◆ **Written instruction**:
Sift the listing for lines that hold the string "ForShop" and pull them out.

Data entries
start
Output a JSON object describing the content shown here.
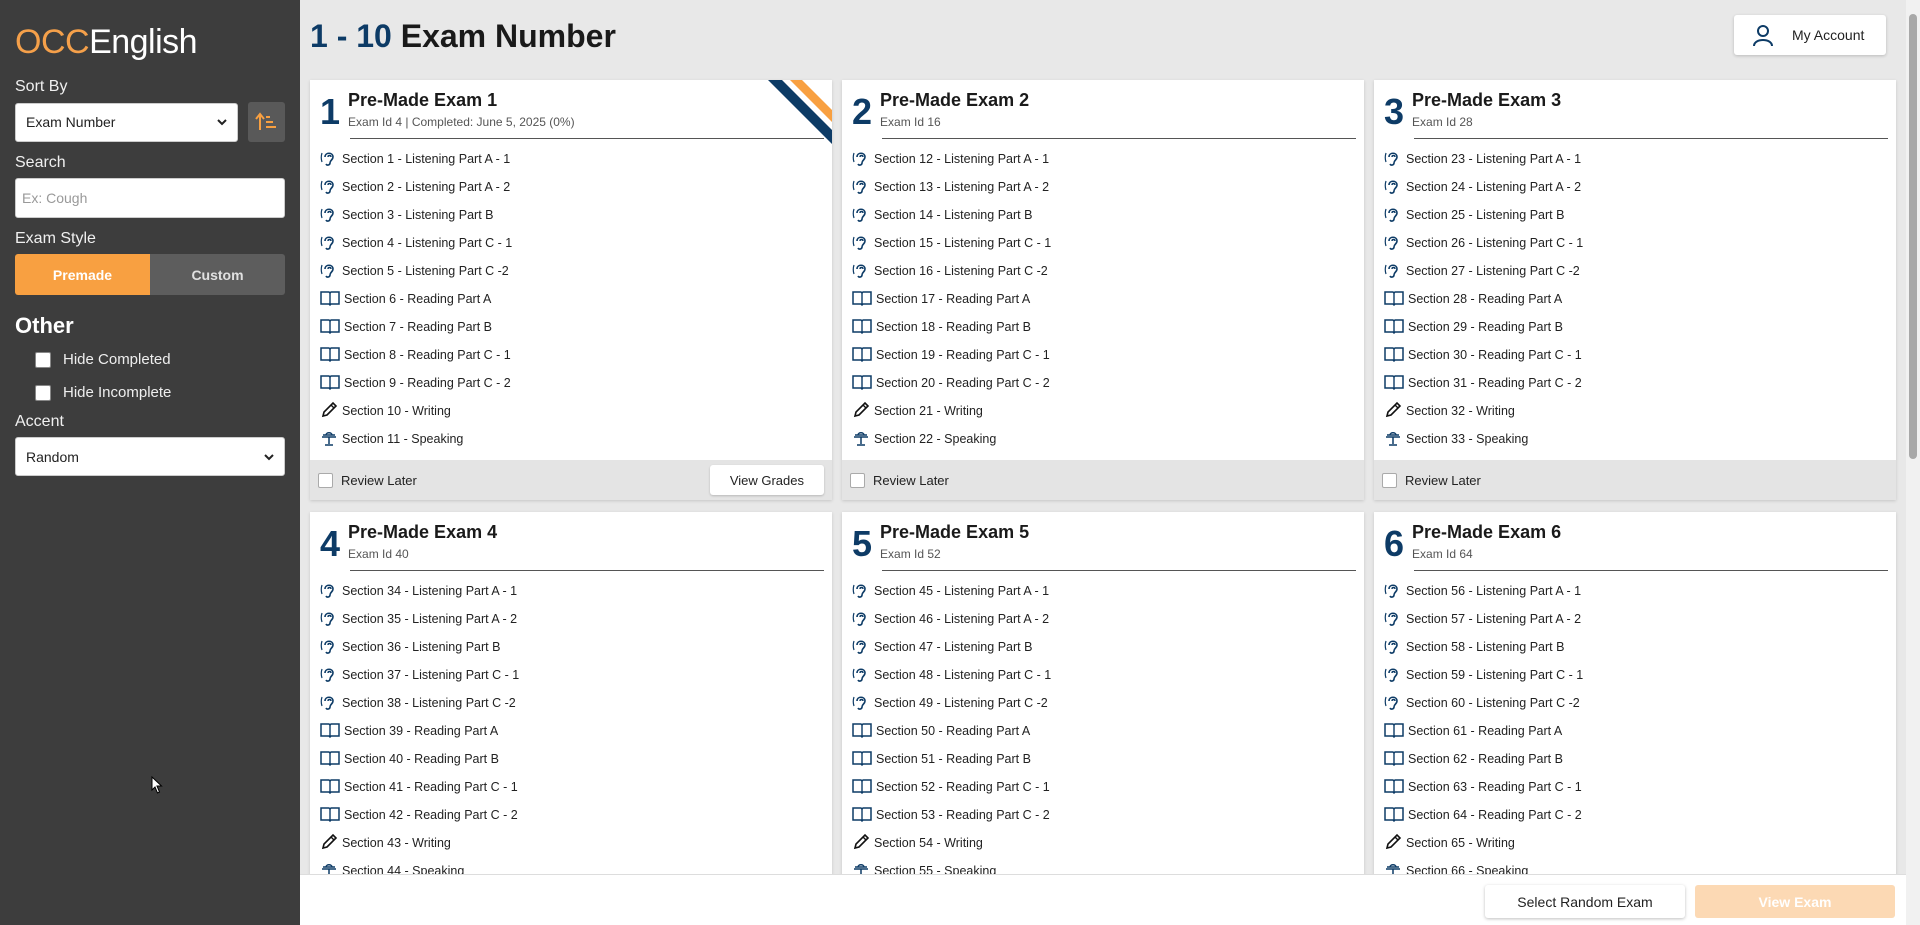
{
  "brand": {
    "part1": "OCC",
    "part2": "English"
  },
  "sidebar": {
    "sort_label": "Sort By",
    "sort_value": "Exam Number",
    "search_label": "Search",
    "search_placeholder": "Ex: Cough",
    "style_label": "Exam Style",
    "style_premade": "Premade",
    "style_custom": "Custom",
    "other_title": "Other",
    "hide_completed": "Hide Completed",
    "hide_incomplete": "Hide Incomplete",
    "accent_label": "Accent",
    "accent_value": "Random"
  },
  "header": {
    "range": "1 - 10",
    "title": "Exam Number",
    "account_label": "My Account"
  },
  "colors": {
    "accent": "#f8a041",
    "navy": "#0d3b66",
    "sidebar": "#3d3d3d"
  },
  "cards": [
    {
      "num": "1",
      "title": "Pre-Made Exam 1",
      "sub": "Exam Id 4 | Completed: June 5, 2025 (0%)",
      "review": "Review Later",
      "grades": "View Grades",
      "sections": [
        {
          "icon": "ear-icon",
          "label": "Section 1 - Listening Part A - 1"
        },
        {
          "icon": "ear-icon",
          "label": "Section 2 - Listening Part A - 2"
        },
        {
          "icon": "ear-icon",
          "label": "Section 3 - Listening Part B"
        },
        {
          "icon": "ear-icon",
          "label": "Section 4 - Listening Part C - 1"
        },
        {
          "icon": "ear-icon",
          "label": "Section 5 - Listening Part C -2"
        },
        {
          "icon": "book-icon",
          "label": "Section 6 - Reading Part A"
        },
        {
          "icon": "book-icon",
          "label": "Section 7 - Reading Part B"
        },
        {
          "icon": "book-icon",
          "label": "Section 8 - Reading Part C - 1"
        },
        {
          "icon": "book-icon",
          "label": "Section 9 - Reading Part C - 2"
        },
        {
          "icon": "pencil-icon",
          "label": "Section 10 - Writing"
        },
        {
          "icon": "podium-icon",
          "label": "Section 11 - Speaking"
        }
      ]
    },
    {
      "num": "2",
      "title": "Pre-Made Exam 2",
      "sub": "Exam Id 16",
      "review": "Review Later",
      "sections": [
        {
          "icon": "ear-icon",
          "label": "Section 12 - Listening Part A - 1"
        },
        {
          "icon": "ear-icon",
          "label": "Section 13 - Listening Part A - 2"
        },
        {
          "icon": "ear-icon",
          "label": "Section 14 - Listening Part B"
        },
        {
          "icon": "ear-icon",
          "label": "Section 15 - Listening Part C - 1"
        },
        {
          "icon": "ear-icon",
          "label": "Section 16 - Listening Part C -2"
        },
        {
          "icon": "book-icon",
          "label": "Section 17 - Reading Part A"
        },
        {
          "icon": "book-icon",
          "label": "Section 18 - Reading Part B"
        },
        {
          "icon": "book-icon",
          "label": "Section 19 - Reading Part C - 1"
        },
        {
          "icon": "book-icon",
          "label": "Section 20 - Reading Part C - 2"
        },
        {
          "icon": "pencil-icon",
          "label": "Section 21 - Writing"
        },
        {
          "icon": "podium-icon",
          "label": "Section 22 - Speaking"
        }
      ]
    },
    {
      "num": "3",
      "title": "Pre-Made Exam 3",
      "sub": "Exam Id 28",
      "review": "Review Later",
      "sections": [
        {
          "icon": "ear-icon",
          "label": "Section 23 - Listening Part A - 1"
        },
        {
          "icon": "ear-icon",
          "label": "Section 24 - Listening Part A - 2"
        },
        {
          "icon": "ear-icon",
          "label": "Section 25 - Listening Part B"
        },
        {
          "icon": "ear-icon",
          "label": "Section 26 - Listening Part C - 1"
        },
        {
          "icon": "ear-icon",
          "label": "Section 27 - Listening Part C -2"
        },
        {
          "icon": "book-icon",
          "label": "Section 28 - Reading Part A"
        },
        {
          "icon": "book-icon",
          "label": "Section 29 - Reading Part B"
        },
        {
          "icon": "book-icon",
          "label": "Section 30 - Reading Part C - 1"
        },
        {
          "icon": "book-icon",
          "label": "Section 31 - Reading Part C - 2"
        },
        {
          "icon": "pencil-icon",
          "label": "Section 32 - Writing"
        },
        {
          "icon": "podium-icon",
          "label": "Section 33 - Speaking"
        }
      ]
    },
    {
      "num": "4",
      "title": "Pre-Made Exam 4",
      "sub": "Exam Id 40",
      "sections": [
        {
          "icon": "ear-icon",
          "label": "Section 34 - Listening Part A - 1"
        },
        {
          "icon": "ear-icon",
          "label": "Section 35 - Listening Part A - 2"
        },
        {
          "icon": "ear-icon",
          "label": "Section 36 - Listening Part B"
        },
        {
          "icon": "ear-icon",
          "label": "Section 37 - Listening Part C - 1"
        },
        {
          "icon": "ear-icon",
          "label": "Section 38 - Listening Part C -2"
        },
        {
          "icon": "book-icon",
          "label": "Section 39 - Reading Part A"
        },
        {
          "icon": "book-icon",
          "label": "Section 40 - Reading Part B"
        },
        {
          "icon": "book-icon",
          "label": "Section 41 - Reading Part C - 1"
        },
        {
          "icon": "book-icon",
          "label": "Section 42 - Reading Part C - 2"
        },
        {
          "icon": "pencil-icon",
          "label": "Section 43 - Writing"
        },
        {
          "icon": "podium-icon",
          "label": "Section 44 - Speaking"
        }
      ]
    },
    {
      "num": "5",
      "title": "Pre-Made Exam 5",
      "sub": "Exam Id 52",
      "sections": [
        {
          "icon": "ear-icon",
          "label": "Section 45 - Listening Part A - 1"
        },
        {
          "icon": "ear-icon",
          "label": "Section 46 - Listening Part A - 2"
        },
        {
          "icon": "ear-icon",
          "label": "Section 47 - Listening Part B"
        },
        {
          "icon": "ear-icon",
          "label": "Section 48 - Listening Part C - 1"
        },
        {
          "icon": "ear-icon",
          "label": "Section 49 - Listening Part C -2"
        },
        {
          "icon": "book-icon",
          "label": "Section 50 - Reading Part A"
        },
        {
          "icon": "book-icon",
          "label": "Section 51 - Reading Part B"
        },
        {
          "icon": "book-icon",
          "label": "Section 52 - Reading Part C - 1"
        },
        {
          "icon": "book-icon",
          "label": "Section 53 - Reading Part C - 2"
        },
        {
          "icon": "pencil-icon",
          "label": "Section 54 - Writing"
        },
        {
          "icon": "podium-icon",
          "label": "Section 55 - Speaking"
        }
      ]
    },
    {
      "num": "6",
      "title": "Pre-Made Exam 6",
      "sub": "Exam Id 64",
      "sections": [
        {
          "icon": "ear-icon",
          "label": "Section 56 - Listening Part A - 1"
        },
        {
          "icon": "ear-icon",
          "label": "Section 57 - Listening Part A - 2"
        },
        {
          "icon": "ear-icon",
          "label": "Section 58 - Listening Part B"
        },
        {
          "icon": "ear-icon",
          "label": "Section 59 - Listening Part C - 1"
        },
        {
          "icon": "ear-icon",
          "label": "Section 60 - Listening Part C -2"
        },
        {
          "icon": "book-icon",
          "label": "Section 61 - Reading Part A"
        },
        {
          "icon": "book-icon",
          "label": "Section 62 - Reading Part B"
        },
        {
          "icon": "book-icon",
          "label": "Section 63 - Reading Part C - 1"
        },
        {
          "icon": "book-icon",
          "label": "Section 64 - Reading Part C - 2"
        },
        {
          "icon": "pencil-icon",
          "label": "Section 65 - Writing"
        },
        {
          "icon": "podium-icon",
          "label": "Section 66 - Speaking"
        }
      ]
    }
  ],
  "footer": {
    "random_label": "Select Random Exam",
    "view_label": "View Exam"
  }
}
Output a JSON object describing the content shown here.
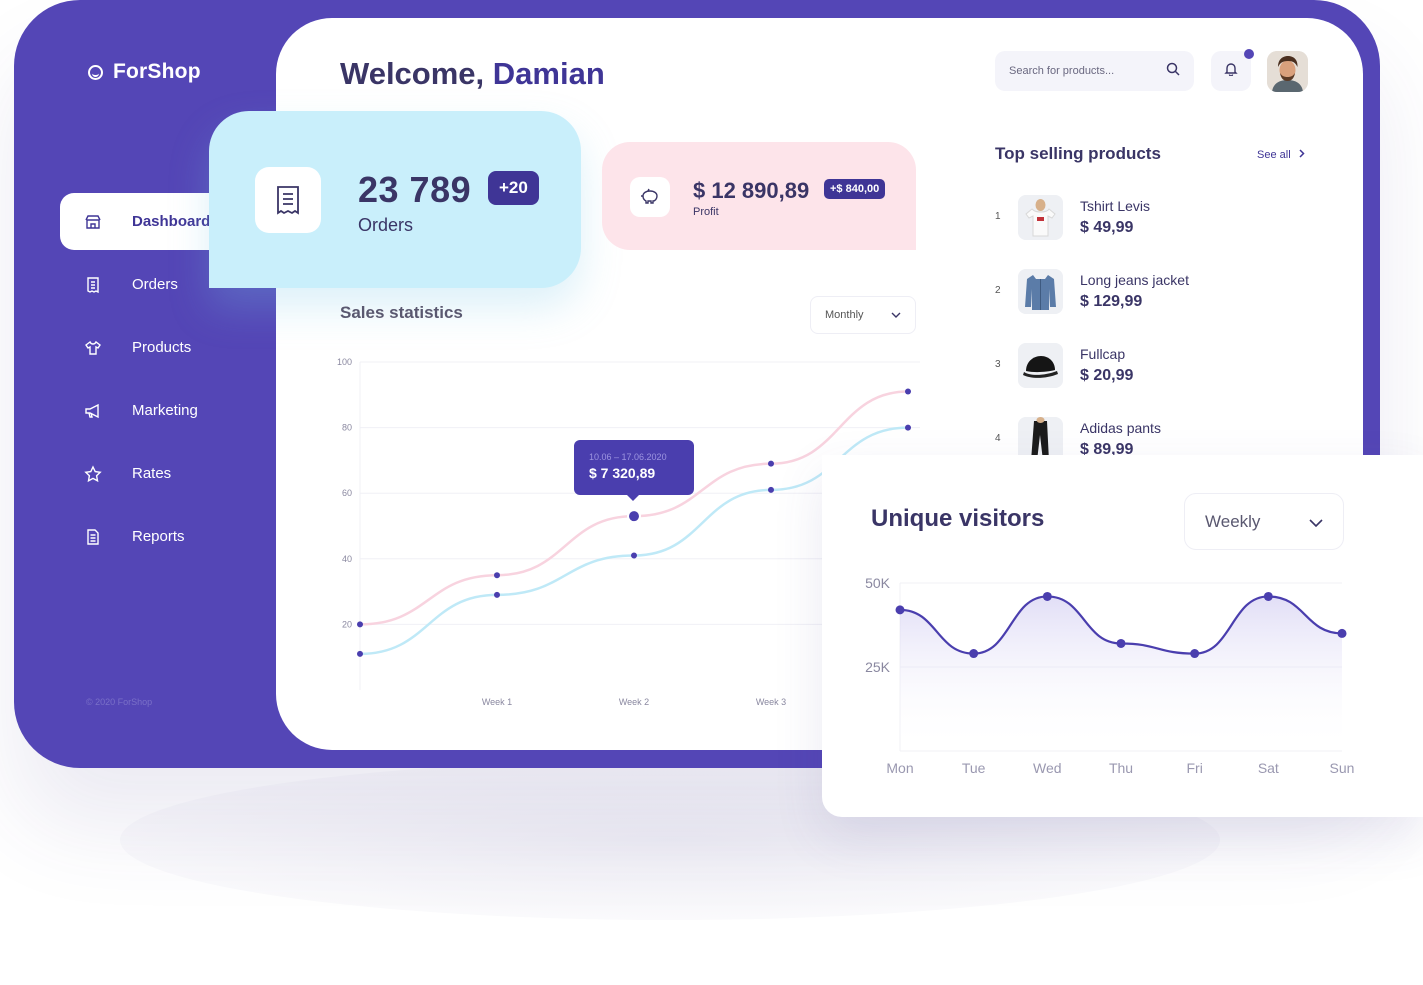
{
  "brand": {
    "name": "ForShop"
  },
  "sidebar": {
    "items": [
      {
        "label": "Dashboard",
        "icon": "store-icon",
        "active": true
      },
      {
        "label": "Orders",
        "icon": "receipt-icon"
      },
      {
        "label": "Products",
        "icon": "tshirt-icon"
      },
      {
        "label": "Marketing",
        "icon": "megaphone-icon"
      },
      {
        "label": "Rates",
        "icon": "star-icon"
      },
      {
        "label": "Reports",
        "icon": "report-icon"
      }
    ],
    "copyright": "© 2020 ForShop"
  },
  "header": {
    "welcome_prefix": "Welcome,",
    "welcome_name": "Damian",
    "search_placeholder": "Search for products...",
    "notification_icon": "bell-icon"
  },
  "orders_card": {
    "value": "23 789",
    "badge": "+20",
    "label": "Orders"
  },
  "profit_card": {
    "value": "$ 12 890,89",
    "badge": "+$ 840,00",
    "label": "Profit"
  },
  "sales": {
    "title": "Sales statistics",
    "period": "Monthly",
    "tooltip_range": "10.06 – 17.06.2020",
    "tooltip_value": "$ 7 320,89"
  },
  "top_products": {
    "title": "Top selling products",
    "see_all": "See all",
    "items": [
      {
        "rank": "1",
        "name": "Tshirt Levis",
        "price": "$ 49,99"
      },
      {
        "rank": "2",
        "name": "Long jeans jacket",
        "price": "$ 129,99"
      },
      {
        "rank": "3",
        "name": "Fullcap",
        "price": "$ 20,99"
      },
      {
        "rank": "4",
        "name": "Adidas pants",
        "price": "$ 89,99"
      }
    ]
  },
  "visitors": {
    "title": "Unique visitors",
    "period": "Weekly"
  },
  "colors": {
    "brand": "#5446b6",
    "accent": "#3f3596",
    "orders_bg": "#c9effb",
    "profit_bg": "#fde4ea"
  },
  "chart_data": [
    {
      "type": "line",
      "title": "Sales statistics",
      "categories": [
        "",
        "Week 1",
        "Week 2",
        "Week 3",
        ""
      ],
      "x_ticks": [
        "Week 1",
        "Week 2",
        "Week 3"
      ],
      "y_ticks": [
        20,
        40,
        60,
        80,
        100
      ],
      "ylim": [
        0,
        100
      ],
      "series": [
        {
          "values": [
            20,
            35,
            53,
            69,
            91
          ]
        },
        {
          "values": [
            11,
            29,
            41,
            61,
            80
          ]
        }
      ],
      "grid": true
    },
    {
      "type": "area",
      "title": "Unique visitors",
      "categories": [
        "Mon",
        "Tue",
        "Wed",
        "Thu",
        "Fri",
        "Sat",
        "Sun"
      ],
      "y_ticks": [
        "25K",
        "50K"
      ],
      "ylim": [
        0,
        50000
      ],
      "values": [
        42000,
        29000,
        46000,
        32000,
        29000,
        46000,
        35000
      ],
      "grid": true
    }
  ]
}
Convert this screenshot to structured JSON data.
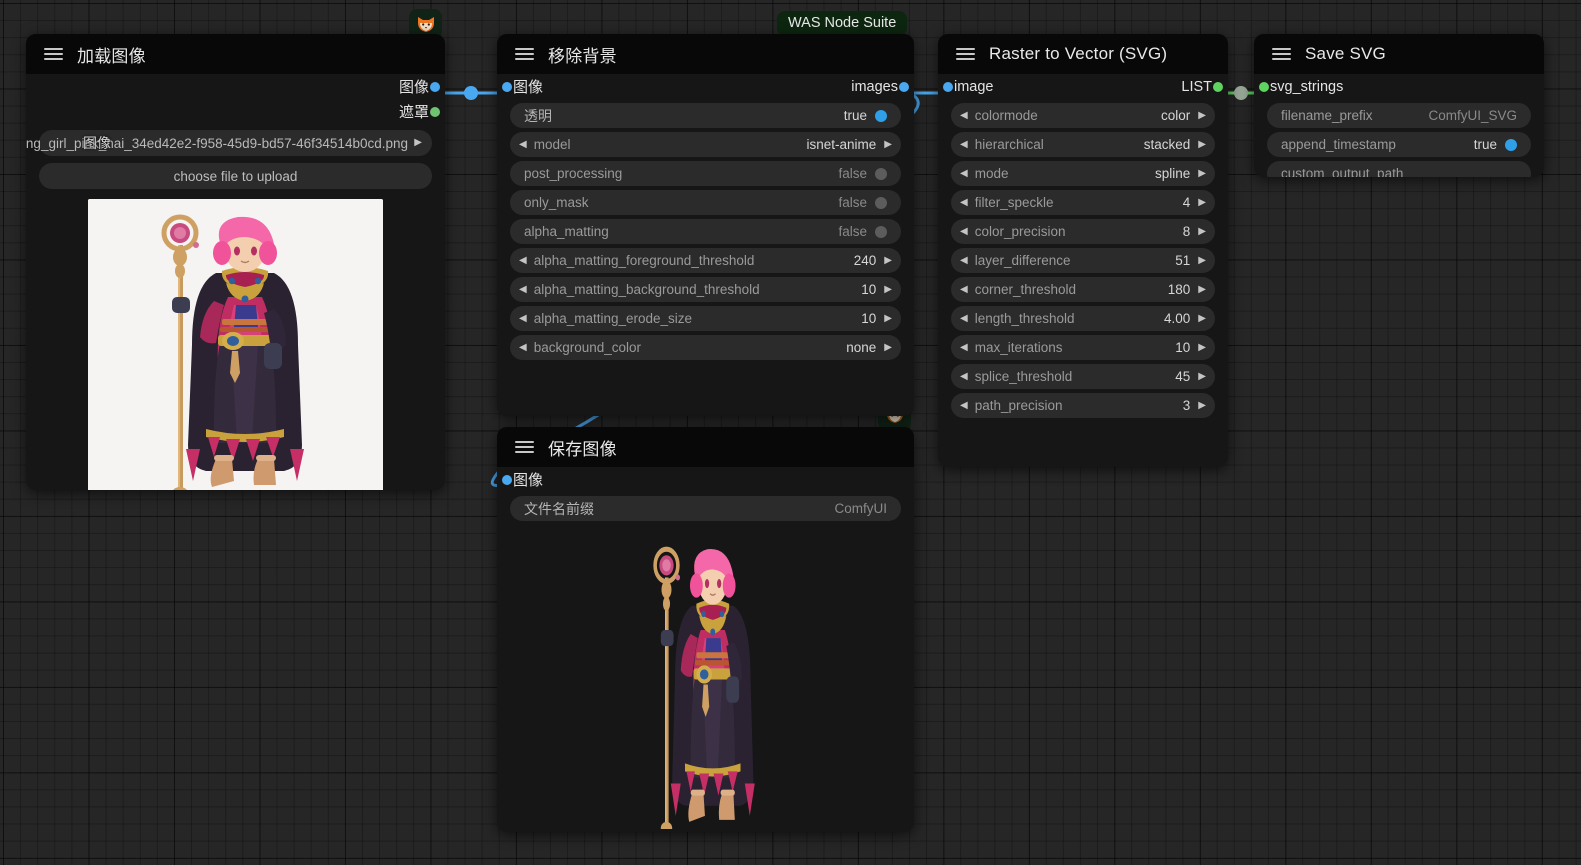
end
◆ **Exercise solution**:
    "name": "ForShop"
    "copyright": "© 2020 ForShop"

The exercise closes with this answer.